# Material provided start

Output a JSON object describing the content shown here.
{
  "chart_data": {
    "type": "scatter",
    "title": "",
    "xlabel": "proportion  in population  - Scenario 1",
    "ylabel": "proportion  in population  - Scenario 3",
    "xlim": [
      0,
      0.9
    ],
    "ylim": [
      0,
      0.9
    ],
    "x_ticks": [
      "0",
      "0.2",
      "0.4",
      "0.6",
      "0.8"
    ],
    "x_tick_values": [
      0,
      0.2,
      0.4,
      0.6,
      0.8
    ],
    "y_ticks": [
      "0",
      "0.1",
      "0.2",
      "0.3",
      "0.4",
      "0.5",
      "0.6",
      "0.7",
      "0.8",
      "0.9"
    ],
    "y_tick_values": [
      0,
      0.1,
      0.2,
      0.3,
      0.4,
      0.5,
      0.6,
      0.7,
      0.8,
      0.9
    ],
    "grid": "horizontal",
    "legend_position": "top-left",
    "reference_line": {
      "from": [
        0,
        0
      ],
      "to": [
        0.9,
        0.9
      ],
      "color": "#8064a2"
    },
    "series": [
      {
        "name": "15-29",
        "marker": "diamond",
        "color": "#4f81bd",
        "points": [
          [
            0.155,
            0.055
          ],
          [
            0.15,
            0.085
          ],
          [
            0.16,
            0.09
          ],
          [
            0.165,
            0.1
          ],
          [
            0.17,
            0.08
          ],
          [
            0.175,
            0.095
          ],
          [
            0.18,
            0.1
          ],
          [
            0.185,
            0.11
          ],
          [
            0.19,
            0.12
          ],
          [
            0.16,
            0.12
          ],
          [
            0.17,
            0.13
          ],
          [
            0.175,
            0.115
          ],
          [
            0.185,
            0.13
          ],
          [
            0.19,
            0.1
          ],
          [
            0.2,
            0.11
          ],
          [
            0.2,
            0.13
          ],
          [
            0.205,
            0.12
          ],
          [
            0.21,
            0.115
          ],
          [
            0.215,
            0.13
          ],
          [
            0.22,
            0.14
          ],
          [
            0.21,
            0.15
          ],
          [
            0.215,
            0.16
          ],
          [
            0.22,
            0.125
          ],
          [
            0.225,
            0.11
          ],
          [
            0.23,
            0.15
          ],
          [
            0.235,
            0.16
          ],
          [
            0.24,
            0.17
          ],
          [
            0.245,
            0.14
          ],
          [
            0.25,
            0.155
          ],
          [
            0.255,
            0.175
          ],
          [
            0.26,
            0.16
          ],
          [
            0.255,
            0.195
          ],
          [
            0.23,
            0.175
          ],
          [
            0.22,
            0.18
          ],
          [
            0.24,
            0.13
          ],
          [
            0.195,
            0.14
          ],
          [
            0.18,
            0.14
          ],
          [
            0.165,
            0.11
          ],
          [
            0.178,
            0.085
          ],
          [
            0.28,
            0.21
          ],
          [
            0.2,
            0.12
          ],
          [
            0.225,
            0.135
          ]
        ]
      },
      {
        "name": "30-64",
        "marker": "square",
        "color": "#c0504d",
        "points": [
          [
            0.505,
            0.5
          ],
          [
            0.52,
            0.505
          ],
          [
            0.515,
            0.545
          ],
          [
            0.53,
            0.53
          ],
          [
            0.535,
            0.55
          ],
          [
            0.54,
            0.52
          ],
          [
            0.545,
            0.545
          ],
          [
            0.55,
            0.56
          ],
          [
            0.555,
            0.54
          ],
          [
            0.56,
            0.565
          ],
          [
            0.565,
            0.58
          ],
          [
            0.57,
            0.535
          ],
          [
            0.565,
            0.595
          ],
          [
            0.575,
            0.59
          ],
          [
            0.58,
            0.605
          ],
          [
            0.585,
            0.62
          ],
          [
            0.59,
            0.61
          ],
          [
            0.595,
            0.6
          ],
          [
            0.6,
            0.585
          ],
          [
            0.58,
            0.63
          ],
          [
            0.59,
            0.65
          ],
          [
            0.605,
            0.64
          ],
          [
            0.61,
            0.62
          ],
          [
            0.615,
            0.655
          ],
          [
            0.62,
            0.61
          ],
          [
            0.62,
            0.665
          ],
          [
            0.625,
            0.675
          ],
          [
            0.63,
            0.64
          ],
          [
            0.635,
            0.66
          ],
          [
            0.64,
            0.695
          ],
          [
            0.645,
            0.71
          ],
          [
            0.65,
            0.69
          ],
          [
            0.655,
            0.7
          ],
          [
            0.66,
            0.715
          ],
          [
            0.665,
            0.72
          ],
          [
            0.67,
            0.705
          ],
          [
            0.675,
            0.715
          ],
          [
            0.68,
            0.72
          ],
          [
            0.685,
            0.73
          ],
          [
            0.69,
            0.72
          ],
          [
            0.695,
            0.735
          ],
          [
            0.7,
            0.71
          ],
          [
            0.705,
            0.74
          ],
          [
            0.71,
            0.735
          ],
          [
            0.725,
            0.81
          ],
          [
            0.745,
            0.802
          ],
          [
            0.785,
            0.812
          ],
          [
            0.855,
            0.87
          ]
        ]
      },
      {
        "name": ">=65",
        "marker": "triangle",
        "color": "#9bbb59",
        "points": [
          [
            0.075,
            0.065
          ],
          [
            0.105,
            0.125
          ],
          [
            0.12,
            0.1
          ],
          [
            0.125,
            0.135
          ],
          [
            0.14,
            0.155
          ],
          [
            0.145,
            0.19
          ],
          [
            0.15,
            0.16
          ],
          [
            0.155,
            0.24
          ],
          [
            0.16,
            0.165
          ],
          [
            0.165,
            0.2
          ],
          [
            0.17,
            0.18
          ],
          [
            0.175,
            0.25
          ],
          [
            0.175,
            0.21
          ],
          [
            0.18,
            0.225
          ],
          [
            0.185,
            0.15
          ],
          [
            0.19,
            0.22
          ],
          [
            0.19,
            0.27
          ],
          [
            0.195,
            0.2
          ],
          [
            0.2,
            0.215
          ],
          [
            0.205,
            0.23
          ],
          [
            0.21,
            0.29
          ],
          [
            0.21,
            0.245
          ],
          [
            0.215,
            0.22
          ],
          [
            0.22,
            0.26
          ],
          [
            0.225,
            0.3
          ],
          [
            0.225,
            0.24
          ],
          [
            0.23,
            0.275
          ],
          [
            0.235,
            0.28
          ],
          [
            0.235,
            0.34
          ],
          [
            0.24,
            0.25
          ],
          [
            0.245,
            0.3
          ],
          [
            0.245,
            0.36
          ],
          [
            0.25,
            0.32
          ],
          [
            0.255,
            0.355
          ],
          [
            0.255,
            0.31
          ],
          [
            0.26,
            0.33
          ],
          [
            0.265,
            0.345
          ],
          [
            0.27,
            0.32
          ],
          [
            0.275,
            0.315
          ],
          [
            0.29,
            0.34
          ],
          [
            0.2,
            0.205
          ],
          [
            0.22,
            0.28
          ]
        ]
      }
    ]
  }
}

# Material provided end

» **Exercise objective**
Set down every line of the listing above again, exactly as given.

» **Solution**
Output a JSON object describing the content shown here.
{
  "chart_data": {
    "type": "scatter",
    "title": "",
    "xlabel": "proportion  in population  - Scenario 1",
    "ylabel": "proportion  in population  - Scenario 3",
    "xlim": [
      0,
      0.9
    ],
    "ylim": [
      0,
      0.9
    ],
    "x_ticks": [
      "0",
      "0.2",
      "0.4",
      "0.6",
      "0.8"
    ],
    "x_tick_values": [
      0,
      0.2,
      0.4,
      0.6,
      0.8
    ],
    "y_ticks": [
      "0",
      "0.1",
      "0.2",
      "0.3",
      "0.4",
      "0.5",
      "0.6",
      "0.7",
      "0.8",
      "0.9"
    ],
    "y_tick_values": [
      0,
      0.1,
      0.2,
      0.3,
      0.4,
      0.5,
      0.6,
      0.7,
      0.8,
      0.9
    ],
    "grid": "horizontal",
    "legend_position": "top-left",
    "reference_line": {
      "from": [
        0,
        0
      ],
      "to": [
        0.9,
        0.9
      ],
      "color": "#8064a2"
    },
    "series": [
      {
        "name": "15-29",
        "marker": "diamond",
        "color": "#4f81bd",
        "points": [
          [
            0.155,
            0.055
          ],
          [
            0.15,
            0.085
          ],
          [
            0.16,
            0.09
          ],
          [
            0.165,
            0.1
          ],
          [
            0.17,
            0.08
          ],
          [
            0.175,
            0.095
          ],
          [
            0.18,
            0.1
          ],
          [
            0.185,
            0.11
          ],
          [
            0.19,
            0.12
          ],
          [
            0.16,
            0.12
          ],
          [
            0.17,
            0.13
          ],
          [
            0.175,
            0.115
          ],
          [
            0.185,
            0.13
          ],
          [
            0.19,
            0.1
          ],
          [
            0.2,
            0.11
          ],
          [
            0.2,
            0.13
          ],
          [
            0.205,
            0.12
          ],
          [
            0.21,
            0.115
          ],
          [
            0.215,
            0.13
          ],
          [
            0.22,
            0.14
          ],
          [
            0.21,
            0.15
          ],
          [
            0.215,
            0.16
          ],
          [
            0.22,
            0.125
          ],
          [
            0.225,
            0.11
          ],
          [
            0.23,
            0.15
          ],
          [
            0.235,
            0.16
          ],
          [
            0.24,
            0.17
          ],
          [
            0.245,
            0.14
          ],
          [
            0.25,
            0.155
          ],
          [
            0.255,
            0.175
          ],
          [
            0.26,
            0.16
          ],
          [
            0.255,
            0.195
          ],
          [
            0.23,
            0.175
          ],
          [
            0.22,
            0.18
          ],
          [
            0.24,
            0.13
          ],
          [
            0.195,
            0.14
          ],
          [
            0.18,
            0.14
          ],
          [
            0.165,
            0.11
          ],
          [
            0.178,
            0.085
          ],
          [
            0.28,
            0.21
          ],
          [
            0.2,
            0.12
          ],
          [
            0.225,
            0.135
          ]
        ]
      },
      {
        "name": "30-64",
        "marker": "square",
        "color": "#c0504d",
        "points": [
          [
            0.505,
            0.5
          ],
          [
            0.52,
            0.505
          ],
          [
            0.515,
            0.545
          ],
          [
            0.53,
            0.53
          ],
          [
            0.535,
            0.55
          ],
          [
            0.54,
            0.52
          ],
          [
            0.545,
            0.545
          ],
          [
            0.55,
            0.56
          ],
          [
            0.555,
            0.54
          ],
          [
            0.56,
            0.565
          ],
          [
            0.565,
            0.58
          ],
          [
            0.57,
            0.535
          ],
          [
            0.565,
            0.595
          ],
          [
            0.575,
            0.59
          ],
          [
            0.58,
            0.605
          ],
          [
            0.585,
            0.62
          ],
          [
            0.59,
            0.61
          ],
          [
            0.595,
            0.6
          ],
          [
            0.6,
            0.585
          ],
          [
            0.58,
            0.63
          ],
          [
            0.59,
            0.65
          ],
          [
            0.605,
            0.64
          ],
          [
            0.61,
            0.62
          ],
          [
            0.615,
            0.655
          ],
          [
            0.62,
            0.61
          ],
          [
            0.62,
            0.665
          ],
          [
            0.625,
            0.675
          ],
          [
            0.63,
            0.64
          ],
          [
            0.635,
            0.66
          ],
          [
            0.64,
            0.695
          ],
          [
            0.645,
            0.71
          ],
          [
            0.65,
            0.69
          ],
          [
            0.655,
            0.7
          ],
          [
            0.66,
            0.715
          ],
          [
            0.665,
            0.72
          ],
          [
            0.67,
            0.705
          ],
          [
            0.675,
            0.715
          ],
          [
            0.68,
            0.72
          ],
          [
            0.685,
            0.73
          ],
          [
            0.69,
            0.72
          ],
          [
            0.695,
            0.735
          ],
          [
            0.7,
            0.71
          ],
          [
            0.705,
            0.74
          ],
          [
            0.71,
            0.735
          ],
          [
            0.725,
            0.81
          ],
          [
            0.745,
            0.802
          ],
          [
            0.785,
            0.812
          ],
          [
            0.855,
            0.87
          ]
        ]
      },
      {
        "name": ">=65",
        "marker": "triangle",
        "color": "#9bbb59",
        "points": [
          [
            0.075,
            0.065
          ],
          [
            0.105,
            0.125
          ],
          [
            0.12,
            0.1
          ],
          [
            0.125,
            0.135
          ],
          [
            0.14,
            0.155
          ],
          [
            0.145,
            0.19
          ],
          [
            0.15,
            0.16
          ],
          [
            0.155,
            0.24
          ],
          [
            0.16,
            0.165
          ],
          [
            0.165,
            0.2
          ],
          [
            0.17,
            0.18
          ],
          [
            0.175,
            0.25
          ],
          [
            0.175,
            0.21
          ],
          [
            0.18,
            0.225
          ],
          [
            0.185,
            0.15
          ],
          [
            0.19,
            0.22
          ],
          [
            0.19,
            0.27
          ],
          [
            0.195,
            0.2
          ],
          [
            0.2,
            0.215
          ],
          [
            0.205,
            0.23
          ],
          [
            0.21,
            0.29
          ],
          [
            0.21,
            0.245
          ],
          [
            0.215,
            0.22
          ],
          [
            0.22,
            0.26
          ],
          [
            0.225,
            0.3
          ],
          [
            0.225,
            0.24
          ],
          [
            0.23,
            0.275
          ],
          [
            0.235,
            0.28
          ],
          [
            0.235,
            0.34
          ],
          [
            0.24,
            0.25
          ],
          [
            0.245,
            0.3
          ],
          [
            0.245,
            0.36
          ],
          [
            0.25,
            0.32
          ],
          [
            0.255,
            0.355
          ],
          [
            0.255,
            0.31
          ],
          [
            0.26,
            0.33
          ],
          [
            0.265,
            0.345
          ],
          [
            0.27,
            0.32
          ],
          [
            0.275,
            0.315
          ],
          [
            0.29,
            0.34
          ],
          [
            0.2,
            0.205
          ],
          [
            0.22,
            0.28
          ]
        ]
      }
    ]
  }
}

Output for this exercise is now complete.